Figure data in JSON:

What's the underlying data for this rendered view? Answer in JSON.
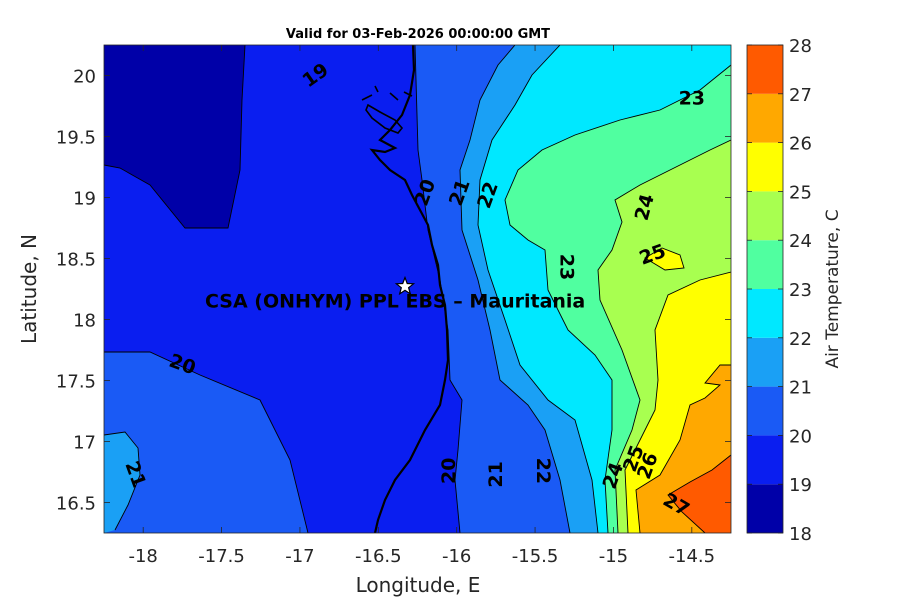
{
  "chart_data": {
    "type": "contour-map",
    "title": "Valid for 03-Feb-2026 00:00:00 GMT",
    "xlabel": "Longitude, E",
    "ylabel": "Latitude, N",
    "xlim": [
      -18.25,
      -14.25
    ],
    "ylim": [
      16.25,
      20.25
    ],
    "x_ticks": [
      -18,
      -17.5,
      -17,
      -16.5,
      -16,
      -15.5,
      -15,
      -14.5
    ],
    "x_tick_labels": [
      "-18",
      "-17.5",
      "-17",
      "-16.5",
      "-16",
      "-15.5",
      "-15",
      "-14.5"
    ],
    "y_ticks": [
      16.5,
      17,
      17.5,
      18,
      18.5,
      19,
      19.5,
      20
    ],
    "y_tick_labels": [
      "16.5",
      "17",
      "17.5",
      "18",
      "18.5",
      "19",
      "19.5",
      "20"
    ],
    "colorbar": {
      "label": "Air Temperature, C",
      "levels": [
        18,
        19,
        20,
        21,
        22,
        23,
        24,
        25,
        26,
        27,
        28
      ],
      "tick_labels": [
        "18",
        "19",
        "20",
        "21",
        "22",
        "23",
        "24",
        "25",
        "26",
        "27",
        "28"
      ],
      "colors": [
        "#0000a8",
        "#0a1ef0",
        "#1a5af5",
        "#1aa0f5",
        "#00e8ff",
        "#50ffa0",
        "#a8ff50",
        "#ffff00",
        "#ffa800",
        "#ff5a00",
        "#ff0000"
      ]
    },
    "contour_labels": [
      {
        "text": "19",
        "lon": -16.9,
        "lat": 20.0,
        "rotate": -35
      },
      {
        "text": "20",
        "lon": -16.2,
        "lat": 19.04,
        "rotate": -70
      },
      {
        "text": "21",
        "lon": -15.98,
        "lat": 19.04,
        "rotate": -70
      },
      {
        "text": "22",
        "lon": -15.8,
        "lat": 19.02,
        "rotate": -70
      },
      {
        "text": "23",
        "lon": -14.5,
        "lat": 19.81,
        "rotate": 0
      },
      {
        "text": "24",
        "lon": -14.8,
        "lat": 18.92,
        "rotate": -75
      },
      {
        "text": "25",
        "lon": -14.75,
        "lat": 18.53,
        "rotate": -20
      },
      {
        "text": "23",
        "lon": -15.3,
        "lat": 18.43,
        "rotate": 90
      },
      {
        "text": "20",
        "lon": -17.75,
        "lat": 17.63,
        "rotate": 20
      },
      {
        "text": "21",
        "lon": -18.05,
        "lat": 16.73,
        "rotate": 70
      },
      {
        "text": "20",
        "lon": -16.05,
        "lat": 16.76,
        "rotate": -90
      },
      {
        "text": "21",
        "lon": -15.75,
        "lat": 16.73,
        "rotate": -90
      },
      {
        "text": "22",
        "lon": -15.45,
        "lat": 16.76,
        "rotate": 90
      },
      {
        "text": "24",
        "lon": -15.0,
        "lat": 16.72,
        "rotate": -70
      },
      {
        "text": "25",
        "lon": -14.87,
        "lat": 16.86,
        "rotate": -70
      },
      {
        "text": "26",
        "lon": -14.78,
        "lat": 16.8,
        "rotate": -70
      },
      {
        "text": "27",
        "lon": -14.6,
        "lat": 16.48,
        "rotate": 30
      }
    ],
    "site": {
      "label": "CSA (ONHYM) PPL EBS  – Mauritania",
      "lon": -16.33,
      "lat": 18.27
    },
    "grid": false
  }
}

__The problem__
Every record is to be reproduced exactly, with no pictures included.

__Correct output__
What's the underlying data for this rendered view? Answer in JSON.
{
  "chart_data": {
    "type": "contour-map",
    "title": "Valid for 03-Feb-2026 00:00:00 GMT",
    "xlabel": "Longitude, E",
    "ylabel": "Latitude, N",
    "xlim": [
      -18.25,
      -14.25
    ],
    "ylim": [
      16.25,
      20.25
    ],
    "x_ticks": [
      -18,
      -17.5,
      -17,
      -16.5,
      -16,
      -15.5,
      -15,
      -14.5
    ],
    "x_tick_labels": [
      "-18",
      "-17.5",
      "-17",
      "-16.5",
      "-16",
      "-15.5",
      "-15",
      "-14.5"
    ],
    "y_ticks": [
      16.5,
      17,
      17.5,
      18,
      18.5,
      19,
      19.5,
      20
    ],
    "y_tick_labels": [
      "16.5",
      "17",
      "17.5",
      "18",
      "18.5",
      "19",
      "19.5",
      "20"
    ],
    "colorbar": {
      "label": "Air Temperature, C",
      "levels": [
        18,
        19,
        20,
        21,
        22,
        23,
        24,
        25,
        26,
        27,
        28
      ],
      "tick_labels": [
        "18",
        "19",
        "20",
        "21",
        "22",
        "23",
        "24",
        "25",
        "26",
        "27",
        "28"
      ],
      "colors": [
        "#0000a8",
        "#0a1ef0",
        "#1a5af5",
        "#1aa0f5",
        "#00e8ff",
        "#50ffa0",
        "#a8ff50",
        "#ffff00",
        "#ffa800",
        "#ff5a00",
        "#ff0000"
      ]
    },
    "contour_labels": [
      {
        "text": "19",
        "lon": -16.9,
        "lat": 20.0,
        "rotate": -35
      },
      {
        "text": "20",
        "lon": -16.2,
        "lat": 19.04,
        "rotate": -70
      },
      {
        "text": "21",
        "lon": -15.98,
        "lat": 19.04,
        "rotate": -70
      },
      {
        "text": "22",
        "lon": -15.8,
        "lat": 19.02,
        "rotate": -70
      },
      {
        "text": "23",
        "lon": -14.5,
        "lat": 19.81,
        "rotate": 0
      },
      {
        "text": "24",
        "lon": -14.8,
        "lat": 18.92,
        "rotate": -75
      },
      {
        "text": "25",
        "lon": -14.75,
        "lat": 18.53,
        "rotate": -20
      },
      {
        "text": "23",
        "lon": -15.3,
        "lat": 18.43,
        "rotate": 90
      },
      {
        "text": "20",
        "lon": -17.75,
        "lat": 17.63,
        "rotate": 20
      },
      {
        "text": "21",
        "lon": -18.05,
        "lat": 16.73,
        "rotate": 70
      },
      {
        "text": "20",
        "lon": -16.05,
        "lat": 16.76,
        "rotate": -90
      },
      {
        "text": "21",
        "lon": -15.75,
        "lat": 16.73,
        "rotate": -90
      },
      {
        "text": "22",
        "lon": -15.45,
        "lat": 16.76,
        "rotate": 90
      },
      {
        "text": "24",
        "lon": -15.0,
        "lat": 16.72,
        "rotate": -70
      },
      {
        "text": "25",
        "lon": -14.87,
        "lat": 16.86,
        "rotate": -70
      },
      {
        "text": "26",
        "lon": -14.78,
        "lat": 16.8,
        "rotate": -70
      },
      {
        "text": "27",
        "lon": -14.6,
        "lat": 16.48,
        "rotate": 30
      }
    ],
    "site": {
      "label": "CSA (ONHYM) PPL EBS  – Mauritania",
      "lon": -16.33,
      "lat": 18.27
    },
    "grid": false
  }
}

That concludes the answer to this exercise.